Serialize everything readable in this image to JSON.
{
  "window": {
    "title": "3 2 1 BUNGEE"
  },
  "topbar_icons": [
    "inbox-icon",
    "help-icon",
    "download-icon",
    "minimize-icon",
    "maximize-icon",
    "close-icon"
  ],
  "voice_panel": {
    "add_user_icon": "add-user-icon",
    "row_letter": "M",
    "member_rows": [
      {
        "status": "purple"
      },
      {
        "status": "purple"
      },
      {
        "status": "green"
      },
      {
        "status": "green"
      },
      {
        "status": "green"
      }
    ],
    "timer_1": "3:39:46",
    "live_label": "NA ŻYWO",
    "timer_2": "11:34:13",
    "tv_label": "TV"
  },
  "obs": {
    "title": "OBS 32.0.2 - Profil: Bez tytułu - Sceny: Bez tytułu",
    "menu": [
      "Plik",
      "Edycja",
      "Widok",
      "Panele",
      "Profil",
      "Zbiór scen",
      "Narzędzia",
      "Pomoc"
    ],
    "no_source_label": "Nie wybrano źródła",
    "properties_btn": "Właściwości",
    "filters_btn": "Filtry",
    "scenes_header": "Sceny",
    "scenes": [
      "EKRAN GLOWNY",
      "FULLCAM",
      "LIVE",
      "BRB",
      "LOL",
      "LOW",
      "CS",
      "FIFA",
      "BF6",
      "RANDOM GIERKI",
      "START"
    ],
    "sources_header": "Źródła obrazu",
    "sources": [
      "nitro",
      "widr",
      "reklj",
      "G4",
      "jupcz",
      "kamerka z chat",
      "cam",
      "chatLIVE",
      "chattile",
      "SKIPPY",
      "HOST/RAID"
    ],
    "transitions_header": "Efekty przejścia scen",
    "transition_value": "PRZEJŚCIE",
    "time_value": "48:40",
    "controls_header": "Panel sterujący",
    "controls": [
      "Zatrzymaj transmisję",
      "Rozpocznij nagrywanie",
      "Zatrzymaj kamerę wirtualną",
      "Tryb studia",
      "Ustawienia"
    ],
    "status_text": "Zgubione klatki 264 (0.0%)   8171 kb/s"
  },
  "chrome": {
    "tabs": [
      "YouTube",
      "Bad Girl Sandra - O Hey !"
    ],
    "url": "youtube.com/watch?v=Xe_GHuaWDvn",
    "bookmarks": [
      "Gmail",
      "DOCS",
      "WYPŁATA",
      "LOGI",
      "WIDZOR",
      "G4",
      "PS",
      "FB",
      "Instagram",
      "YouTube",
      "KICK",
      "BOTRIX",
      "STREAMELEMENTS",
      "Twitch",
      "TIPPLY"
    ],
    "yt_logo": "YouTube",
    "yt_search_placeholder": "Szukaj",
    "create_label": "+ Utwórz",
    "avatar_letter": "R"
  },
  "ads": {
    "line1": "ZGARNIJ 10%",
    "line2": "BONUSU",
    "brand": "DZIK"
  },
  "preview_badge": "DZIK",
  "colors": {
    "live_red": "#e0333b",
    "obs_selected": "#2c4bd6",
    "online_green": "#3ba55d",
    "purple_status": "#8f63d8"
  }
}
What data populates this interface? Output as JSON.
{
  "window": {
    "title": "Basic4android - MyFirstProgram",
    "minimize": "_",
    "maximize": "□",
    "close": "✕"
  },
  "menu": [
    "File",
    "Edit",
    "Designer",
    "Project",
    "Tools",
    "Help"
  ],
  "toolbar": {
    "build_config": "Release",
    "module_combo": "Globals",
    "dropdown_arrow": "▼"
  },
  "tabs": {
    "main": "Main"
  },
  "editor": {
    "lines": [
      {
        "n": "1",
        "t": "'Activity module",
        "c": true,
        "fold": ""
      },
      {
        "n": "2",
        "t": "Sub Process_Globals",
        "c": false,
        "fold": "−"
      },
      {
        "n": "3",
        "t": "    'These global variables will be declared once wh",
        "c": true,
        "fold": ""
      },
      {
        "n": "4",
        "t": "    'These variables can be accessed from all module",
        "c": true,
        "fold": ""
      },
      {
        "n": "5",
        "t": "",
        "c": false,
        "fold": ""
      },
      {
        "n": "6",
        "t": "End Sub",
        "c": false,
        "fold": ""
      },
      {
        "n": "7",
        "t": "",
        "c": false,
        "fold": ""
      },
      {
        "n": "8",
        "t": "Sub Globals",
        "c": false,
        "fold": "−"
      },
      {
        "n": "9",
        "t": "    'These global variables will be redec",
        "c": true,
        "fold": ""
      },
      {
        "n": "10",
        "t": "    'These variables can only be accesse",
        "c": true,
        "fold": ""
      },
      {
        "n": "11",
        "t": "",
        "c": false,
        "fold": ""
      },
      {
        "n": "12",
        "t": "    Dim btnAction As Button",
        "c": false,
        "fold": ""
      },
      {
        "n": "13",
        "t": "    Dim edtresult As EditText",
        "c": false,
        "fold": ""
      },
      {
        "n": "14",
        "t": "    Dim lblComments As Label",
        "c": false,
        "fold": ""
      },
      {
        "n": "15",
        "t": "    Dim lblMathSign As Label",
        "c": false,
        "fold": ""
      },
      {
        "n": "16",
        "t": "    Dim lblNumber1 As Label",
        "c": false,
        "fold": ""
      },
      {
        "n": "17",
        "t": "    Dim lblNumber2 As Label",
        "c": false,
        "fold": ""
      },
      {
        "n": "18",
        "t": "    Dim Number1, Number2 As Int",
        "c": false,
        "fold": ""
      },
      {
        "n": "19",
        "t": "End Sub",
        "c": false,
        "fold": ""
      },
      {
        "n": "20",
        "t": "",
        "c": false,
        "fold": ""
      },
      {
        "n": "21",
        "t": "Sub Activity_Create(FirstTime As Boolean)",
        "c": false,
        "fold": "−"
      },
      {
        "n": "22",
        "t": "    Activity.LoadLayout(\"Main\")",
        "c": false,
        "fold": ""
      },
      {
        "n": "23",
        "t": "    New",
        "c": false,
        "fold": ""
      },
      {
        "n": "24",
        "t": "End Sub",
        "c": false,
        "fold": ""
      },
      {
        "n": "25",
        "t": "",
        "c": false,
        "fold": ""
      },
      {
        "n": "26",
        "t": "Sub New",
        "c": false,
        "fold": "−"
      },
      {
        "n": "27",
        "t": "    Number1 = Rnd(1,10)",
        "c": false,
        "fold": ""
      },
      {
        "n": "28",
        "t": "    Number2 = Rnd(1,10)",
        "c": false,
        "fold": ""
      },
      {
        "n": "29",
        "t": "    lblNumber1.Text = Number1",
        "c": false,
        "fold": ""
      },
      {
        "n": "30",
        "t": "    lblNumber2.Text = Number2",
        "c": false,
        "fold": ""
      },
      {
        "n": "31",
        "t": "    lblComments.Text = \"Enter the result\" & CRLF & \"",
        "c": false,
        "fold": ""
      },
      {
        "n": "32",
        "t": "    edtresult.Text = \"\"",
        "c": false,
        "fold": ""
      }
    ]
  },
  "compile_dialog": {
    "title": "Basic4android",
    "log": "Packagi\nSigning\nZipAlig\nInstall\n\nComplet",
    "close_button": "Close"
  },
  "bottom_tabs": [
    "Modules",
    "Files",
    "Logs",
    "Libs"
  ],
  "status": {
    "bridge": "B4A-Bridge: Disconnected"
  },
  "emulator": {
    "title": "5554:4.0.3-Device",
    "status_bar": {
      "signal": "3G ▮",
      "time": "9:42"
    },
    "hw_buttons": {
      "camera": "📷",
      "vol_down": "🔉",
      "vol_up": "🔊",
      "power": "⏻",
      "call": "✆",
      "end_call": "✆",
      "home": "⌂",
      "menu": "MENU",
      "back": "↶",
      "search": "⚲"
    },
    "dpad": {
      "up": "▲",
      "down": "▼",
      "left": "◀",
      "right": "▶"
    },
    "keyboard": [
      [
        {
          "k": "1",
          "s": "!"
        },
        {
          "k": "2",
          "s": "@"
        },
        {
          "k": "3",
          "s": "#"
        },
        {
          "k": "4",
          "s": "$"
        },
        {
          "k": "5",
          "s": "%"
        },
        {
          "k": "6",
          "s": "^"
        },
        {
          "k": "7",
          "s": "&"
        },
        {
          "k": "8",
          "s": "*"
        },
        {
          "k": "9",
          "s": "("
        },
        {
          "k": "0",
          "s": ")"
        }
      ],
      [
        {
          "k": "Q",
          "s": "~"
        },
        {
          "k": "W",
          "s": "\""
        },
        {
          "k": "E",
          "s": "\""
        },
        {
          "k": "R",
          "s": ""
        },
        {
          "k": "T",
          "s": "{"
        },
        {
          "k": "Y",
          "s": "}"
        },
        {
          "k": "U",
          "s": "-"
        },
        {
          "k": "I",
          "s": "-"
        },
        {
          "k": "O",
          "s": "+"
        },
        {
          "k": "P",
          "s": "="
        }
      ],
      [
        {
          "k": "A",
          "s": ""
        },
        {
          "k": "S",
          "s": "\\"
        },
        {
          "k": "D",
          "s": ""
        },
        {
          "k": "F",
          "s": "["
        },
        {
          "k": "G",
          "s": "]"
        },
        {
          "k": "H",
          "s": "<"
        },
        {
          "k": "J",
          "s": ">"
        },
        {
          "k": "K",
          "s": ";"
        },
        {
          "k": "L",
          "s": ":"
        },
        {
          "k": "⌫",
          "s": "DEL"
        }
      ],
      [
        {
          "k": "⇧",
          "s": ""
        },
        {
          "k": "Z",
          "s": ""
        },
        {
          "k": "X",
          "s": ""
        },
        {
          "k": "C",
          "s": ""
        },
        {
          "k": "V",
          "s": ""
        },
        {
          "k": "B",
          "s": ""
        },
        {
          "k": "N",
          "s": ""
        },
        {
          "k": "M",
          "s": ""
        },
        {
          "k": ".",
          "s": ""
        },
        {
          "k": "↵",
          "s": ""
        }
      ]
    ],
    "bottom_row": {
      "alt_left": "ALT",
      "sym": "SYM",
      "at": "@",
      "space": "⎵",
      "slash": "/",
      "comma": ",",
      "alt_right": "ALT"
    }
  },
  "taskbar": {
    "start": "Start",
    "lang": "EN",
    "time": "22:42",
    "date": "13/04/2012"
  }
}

**REQUIREMENTS**: How many lines in the listing above contain the string "will"? Answer with the number only.

**RESULT OF THIS TASK**: 2